▶ **Written task**: Scan the listing below. Report each line that includes "Island".

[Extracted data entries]
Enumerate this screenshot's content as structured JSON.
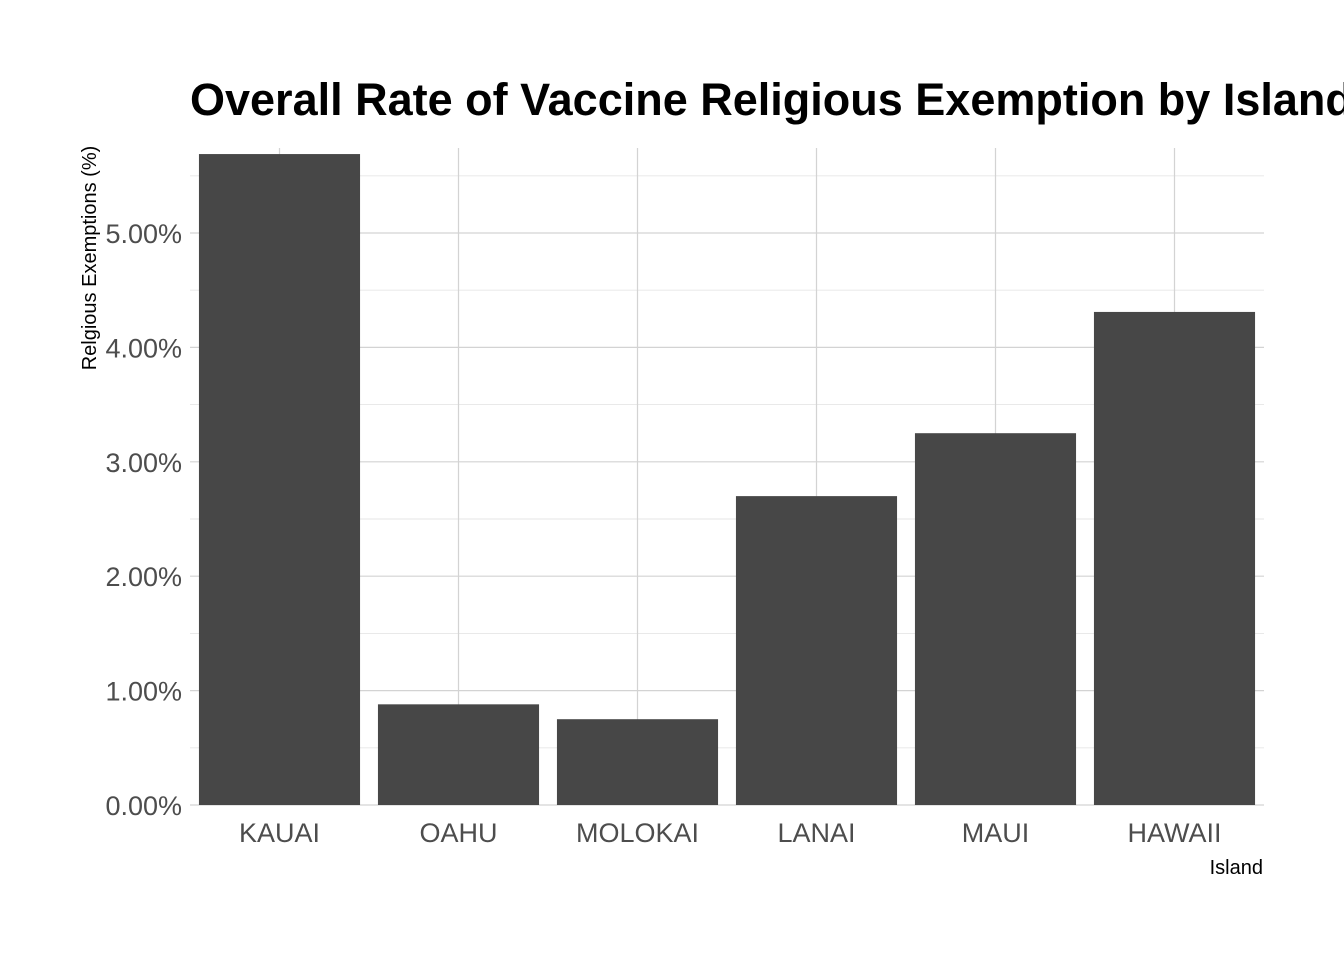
{
  "chart_data": {
    "type": "bar",
    "title": "Overall Rate of Vaccine Religious Exemption by Island",
    "xlabel": "Island",
    "ylabel": "Relgious Exemptions (%)",
    "categories": [
      "KAUAI",
      "OAHU",
      "MOLOKAI",
      "LANAI",
      "MAUI",
      "HAWAII"
    ],
    "values": [
      5.69,
      0.88,
      0.75,
      2.7,
      3.25,
      4.31
    ],
    "y_ticks": [
      "0.00%",
      "1.00%",
      "2.00%",
      "3.00%",
      "4.00%",
      "5.00%"
    ],
    "ylim": [
      0,
      5.75
    ],
    "grid": true,
    "legend": "none",
    "colors": {
      "bar": "#474747",
      "grid_major": "#d3d3d3",
      "grid_minor": "#e6e6e6"
    }
  }
}
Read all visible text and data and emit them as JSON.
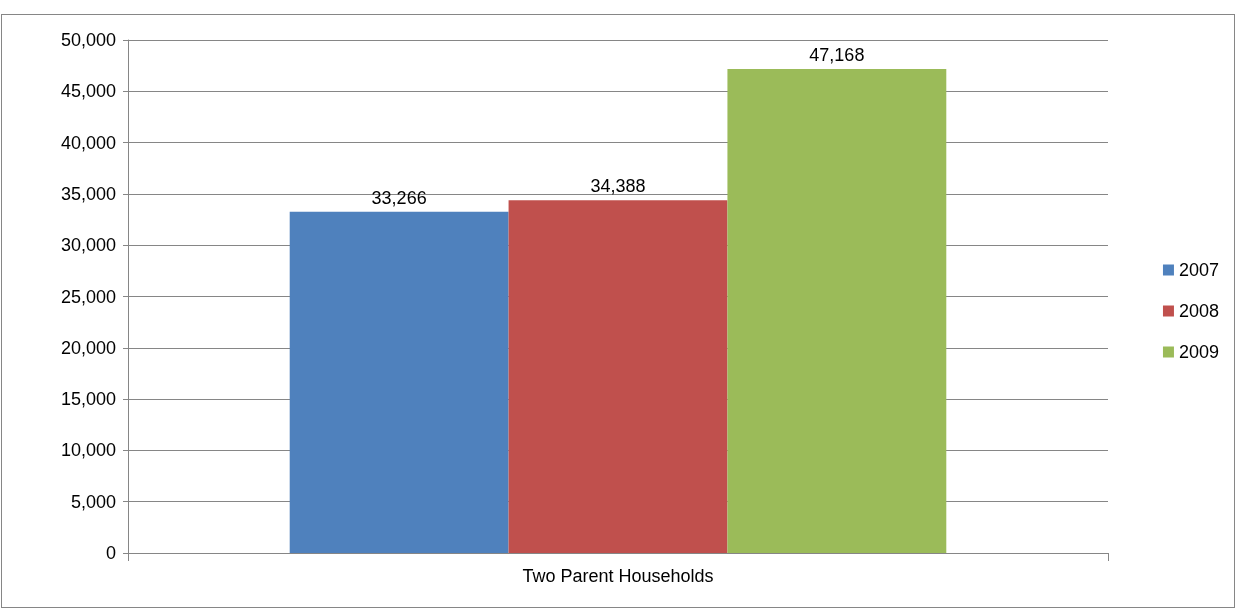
{
  "chart_data": {
    "type": "bar",
    "categories": [
      "Two Parent Households"
    ],
    "series": [
      {
        "name": "2007",
        "color": "#4f81bd",
        "values": [
          33266
        ],
        "value_labels": [
          "33,266"
        ]
      },
      {
        "name": "2008",
        "color": "#c0504d",
        "values": [
          34388
        ],
        "value_labels": [
          "34,388"
        ]
      },
      {
        "name": "2009",
        "color": "#9bbb59",
        "values": [
          47168
        ],
        "value_labels": [
          "47,168"
        ]
      }
    ],
    "ylim": [
      0,
      50000
    ],
    "yticks": [
      0,
      {
        "value": 5000,
        "label": "5,000"
      },
      {
        "value": 10000,
        "label": "10,000"
      },
      {
        "value": 15000,
        "label": "15,000"
      },
      {
        "value": 20000,
        "label": "20,000"
      },
      {
        "value": 25000,
        "label": "25,000"
      },
      {
        "value": 30000,
        "label": "30,000"
      },
      {
        "value": 35000,
        "label": "35,000"
      },
      {
        "value": 40000,
        "label": "40,000"
      },
      {
        "value": 45000,
        "label": "45,000"
      },
      {
        "value": 50000,
        "label": "50,000"
      }
    ],
    "grid": "y",
    "legend": "right"
  }
}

▶ **Reply**:
    "title": "Overall Rate of Vaccine Religious Exemption by Island",
    "xlabel": "Island",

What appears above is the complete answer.